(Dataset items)
+ + +
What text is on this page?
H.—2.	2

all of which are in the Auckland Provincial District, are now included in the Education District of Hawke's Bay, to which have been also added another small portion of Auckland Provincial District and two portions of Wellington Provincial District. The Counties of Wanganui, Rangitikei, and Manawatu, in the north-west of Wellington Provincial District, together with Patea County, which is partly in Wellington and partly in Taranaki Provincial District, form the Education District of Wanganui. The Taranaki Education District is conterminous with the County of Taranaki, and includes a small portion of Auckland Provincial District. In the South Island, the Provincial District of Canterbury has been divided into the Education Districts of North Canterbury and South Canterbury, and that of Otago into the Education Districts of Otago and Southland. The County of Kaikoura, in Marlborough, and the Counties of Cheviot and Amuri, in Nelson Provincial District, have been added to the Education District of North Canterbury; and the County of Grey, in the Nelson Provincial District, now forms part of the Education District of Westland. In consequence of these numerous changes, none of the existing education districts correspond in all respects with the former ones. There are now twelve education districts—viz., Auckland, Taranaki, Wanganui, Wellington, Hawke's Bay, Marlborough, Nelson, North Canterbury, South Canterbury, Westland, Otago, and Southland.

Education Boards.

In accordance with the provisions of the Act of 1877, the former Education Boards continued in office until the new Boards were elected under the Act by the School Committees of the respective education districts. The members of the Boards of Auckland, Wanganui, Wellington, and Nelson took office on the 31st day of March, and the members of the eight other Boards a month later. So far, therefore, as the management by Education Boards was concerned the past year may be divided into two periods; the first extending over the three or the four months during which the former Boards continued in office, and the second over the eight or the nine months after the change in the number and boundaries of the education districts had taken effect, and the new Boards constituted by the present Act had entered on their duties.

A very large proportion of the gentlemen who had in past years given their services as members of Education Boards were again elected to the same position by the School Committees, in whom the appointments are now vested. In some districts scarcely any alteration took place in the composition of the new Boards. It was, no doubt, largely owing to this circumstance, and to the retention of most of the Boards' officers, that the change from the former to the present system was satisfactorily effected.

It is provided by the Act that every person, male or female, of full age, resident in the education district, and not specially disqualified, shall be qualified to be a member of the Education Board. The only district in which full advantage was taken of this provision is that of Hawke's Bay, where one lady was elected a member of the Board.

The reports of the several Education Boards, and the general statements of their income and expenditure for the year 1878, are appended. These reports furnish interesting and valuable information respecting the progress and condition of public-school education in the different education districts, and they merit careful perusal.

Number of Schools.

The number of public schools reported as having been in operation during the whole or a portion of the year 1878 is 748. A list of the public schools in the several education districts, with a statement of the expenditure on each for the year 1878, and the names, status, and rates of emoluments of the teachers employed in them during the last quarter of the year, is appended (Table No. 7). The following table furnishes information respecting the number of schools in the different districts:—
+ + +
§ **Instructions for the task**:
Reproduce each entry exactly, leaving out nothing.

§ **Output of the exercise**:
What text is on this page?
H.—2.	2

all of which are in the Auckland Provincial District, are now included in the Education District of Hawke's Bay, to which have been also added another small portion of Auckland Provincial District and two portions of Wellington Provincial District. The Counties of Wanganui, Rangitikei, and Manawatu, in the north-west of Wellington Provincial District, together with Patea County, which is partly in Wellington and partly in Taranaki Provincial District, form the Education District of Wanganui. The Taranaki Education District is conterminous with the County of Taranaki, and includes a small portion of Auckland Provincial District. In the South Island, the Provincial District of Canterbury has been divided into the Education Districts of North Canterbury and South Canterbury, and that of Otago into the Education Districts of Otago and Southland. The County of Kaikoura, in Marlborough, and the Counties of Cheviot and Amuri, in Nelson Provincial District, have been added to the Education District of North Canterbury; and the County of Grey, in the Nelson Provincial District, now forms part of the Education District of Westland. In consequence of these numerous changes, none of the existing education districts correspond in all respects with the former ones. There are now twelve education districts—viz., Auckland, Taranaki, Wanganui, Wellington, Hawke's Bay, Marlborough, Nelson, North Canterbury, South Canterbury, Westland, Otago, and Southland.

Education Boards.

In accordance with the provisions of the Act of 1877, the former Education Boards continued in office until the new Boards were elected under the Act by the School Committees of the respective education districts. The members of the Boards of Auckland, Wanganui, Wellington, and Nelson took office on the 31st day of March, and the members of the eight other Boards a month later. So far, therefore, as the management by Education Boards was concerned the past year may be divided into two periods; the first extending over the three or the four months during which the former Boards continued in office, and the second over the eight or the nine months after the change in the number and boundaries of the education districts had taken effect, and the new Boards constituted by the present Act had entered on their duties.

A very large proportion of the gentlemen who had in past years given their services as members of Education Boards were again elected to the same position by the School Committees, in whom the appointments are now vested. In some districts scarcely any alteration took place in the composition of the new Boards. It was, no doubt, largely owing to this circumstance, and to the retention of most of the Boards' officers, that the change from the former to the present system was satisfactorily effected.

It is provided by the Act that every person, male or female, of full age, resident in the education district, and not specially disqualified, shall be qualified to be a member of the Education Board. The only district in which full advantage was taken of this provision is that of Hawke's Bay, where one lady was elected a member of the Board.

The reports of the several Education Boards, and the general statements of their income and expenditure for the year 1878, are appended. These reports furnish interesting and valuable information respecting the progress and condition of public-school education in the different education districts, and they merit careful perusal.

Number of Schools.

The number of public schools reported as having been in operation during the whole or a portion of the year 1878 is 748. A list of the public schools in the several education districts, with a statement of the expenditure on each for the year 1878, and the names, status, and rates of emoluments of the teachers employed in them during the last quarter of the year, is appended (Table No. 7). The following table furnishes information respecting the number of schools in the different districts:—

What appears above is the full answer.